■ **What is required**: Only a number is required: how many lines of the material contain the word "梨子宝宝的后面是橘子宝宝"?

■ **Dataset entries**:

□ □ □ □

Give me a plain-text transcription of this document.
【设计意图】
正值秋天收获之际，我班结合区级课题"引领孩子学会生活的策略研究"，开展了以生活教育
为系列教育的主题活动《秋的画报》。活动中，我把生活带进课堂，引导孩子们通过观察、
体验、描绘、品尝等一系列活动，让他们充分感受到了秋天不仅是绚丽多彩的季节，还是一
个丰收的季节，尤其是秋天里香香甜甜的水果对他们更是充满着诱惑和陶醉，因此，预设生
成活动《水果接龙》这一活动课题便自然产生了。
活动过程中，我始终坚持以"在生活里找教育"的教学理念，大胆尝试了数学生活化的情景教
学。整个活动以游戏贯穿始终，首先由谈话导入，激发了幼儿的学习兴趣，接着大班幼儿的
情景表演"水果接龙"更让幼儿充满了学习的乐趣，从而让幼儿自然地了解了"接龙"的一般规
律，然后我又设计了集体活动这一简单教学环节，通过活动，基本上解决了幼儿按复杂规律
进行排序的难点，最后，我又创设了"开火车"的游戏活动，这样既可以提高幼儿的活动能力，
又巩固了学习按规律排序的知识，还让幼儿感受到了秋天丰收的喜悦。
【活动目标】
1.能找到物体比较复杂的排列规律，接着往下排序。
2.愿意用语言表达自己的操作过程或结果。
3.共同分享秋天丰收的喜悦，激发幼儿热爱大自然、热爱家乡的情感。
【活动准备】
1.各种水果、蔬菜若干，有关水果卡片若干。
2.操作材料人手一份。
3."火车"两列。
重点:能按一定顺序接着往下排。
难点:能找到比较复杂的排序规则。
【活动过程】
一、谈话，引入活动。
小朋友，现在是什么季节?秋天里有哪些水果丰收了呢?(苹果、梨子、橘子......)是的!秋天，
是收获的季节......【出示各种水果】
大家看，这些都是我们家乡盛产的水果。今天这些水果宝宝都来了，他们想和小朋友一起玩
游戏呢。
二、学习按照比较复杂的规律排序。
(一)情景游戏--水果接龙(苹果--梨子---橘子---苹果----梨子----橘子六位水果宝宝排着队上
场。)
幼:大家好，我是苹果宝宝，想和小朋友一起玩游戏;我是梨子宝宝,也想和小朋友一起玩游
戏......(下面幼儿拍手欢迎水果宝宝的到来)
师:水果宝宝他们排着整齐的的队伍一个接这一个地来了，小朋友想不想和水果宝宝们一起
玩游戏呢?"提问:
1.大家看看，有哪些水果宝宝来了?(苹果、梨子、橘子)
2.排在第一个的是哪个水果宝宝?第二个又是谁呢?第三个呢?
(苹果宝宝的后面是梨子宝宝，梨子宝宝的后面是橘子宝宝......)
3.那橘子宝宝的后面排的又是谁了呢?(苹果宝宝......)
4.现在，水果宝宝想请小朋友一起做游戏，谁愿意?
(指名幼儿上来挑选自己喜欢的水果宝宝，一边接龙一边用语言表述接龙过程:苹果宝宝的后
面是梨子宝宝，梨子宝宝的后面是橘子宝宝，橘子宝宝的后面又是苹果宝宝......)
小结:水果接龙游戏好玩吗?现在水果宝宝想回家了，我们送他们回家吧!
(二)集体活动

□ □ □ □

■ **Solution for this problem**: 2